TASK INSTRUCTIONS: Tally the lines with the word "adaptiven" and report the number alone.

Stored records
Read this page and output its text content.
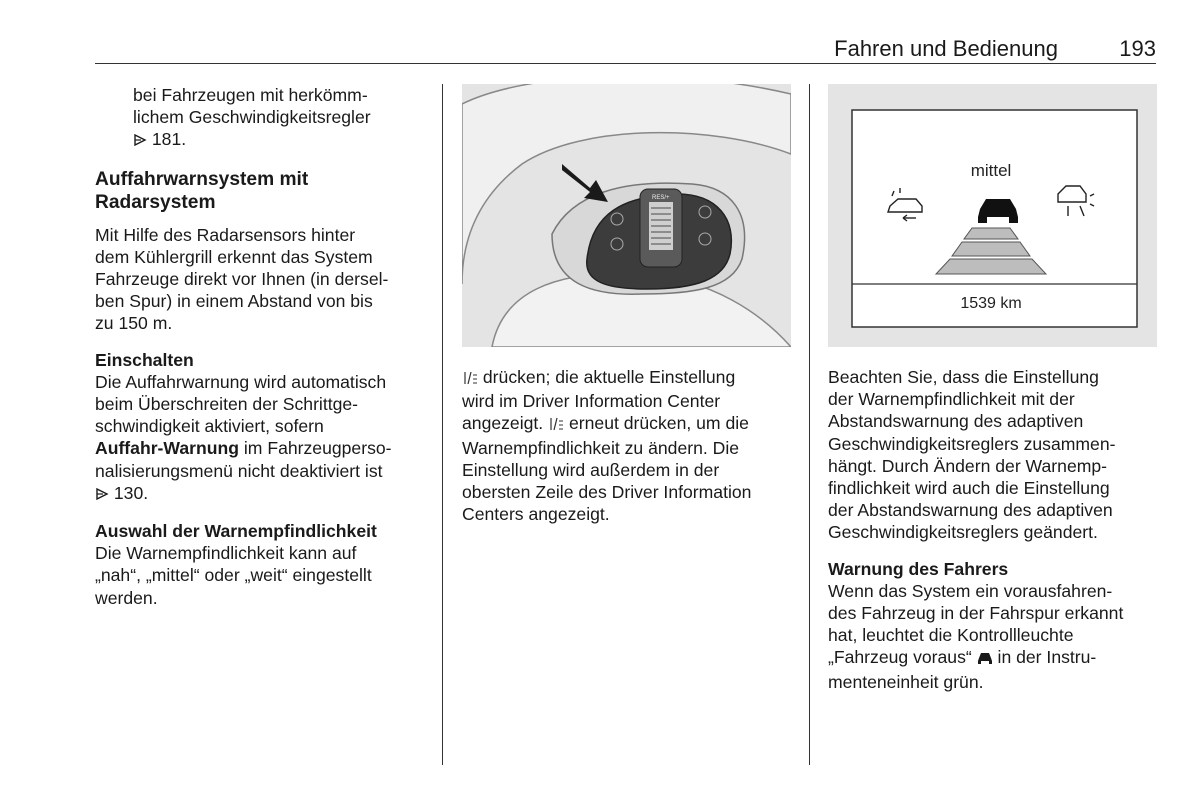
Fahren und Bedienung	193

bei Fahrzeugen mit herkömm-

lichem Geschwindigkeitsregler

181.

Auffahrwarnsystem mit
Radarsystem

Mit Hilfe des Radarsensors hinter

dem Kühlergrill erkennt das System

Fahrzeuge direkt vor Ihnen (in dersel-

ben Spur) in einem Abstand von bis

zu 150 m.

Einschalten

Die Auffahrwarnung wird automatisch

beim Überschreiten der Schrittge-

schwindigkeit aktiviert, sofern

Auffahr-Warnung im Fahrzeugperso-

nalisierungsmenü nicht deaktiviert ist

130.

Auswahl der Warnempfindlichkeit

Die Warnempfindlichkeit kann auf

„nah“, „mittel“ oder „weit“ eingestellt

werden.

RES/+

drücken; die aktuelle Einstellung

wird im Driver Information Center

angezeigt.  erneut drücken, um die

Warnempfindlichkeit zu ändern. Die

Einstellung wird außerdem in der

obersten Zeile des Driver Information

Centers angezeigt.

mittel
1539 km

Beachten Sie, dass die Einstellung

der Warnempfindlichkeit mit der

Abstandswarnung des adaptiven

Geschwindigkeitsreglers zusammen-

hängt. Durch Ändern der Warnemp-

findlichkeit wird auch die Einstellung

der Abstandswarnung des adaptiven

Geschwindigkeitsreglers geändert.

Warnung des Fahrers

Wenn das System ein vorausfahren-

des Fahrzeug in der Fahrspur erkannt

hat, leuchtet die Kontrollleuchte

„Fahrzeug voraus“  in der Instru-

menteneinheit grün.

EXPECTED ANSWER: 2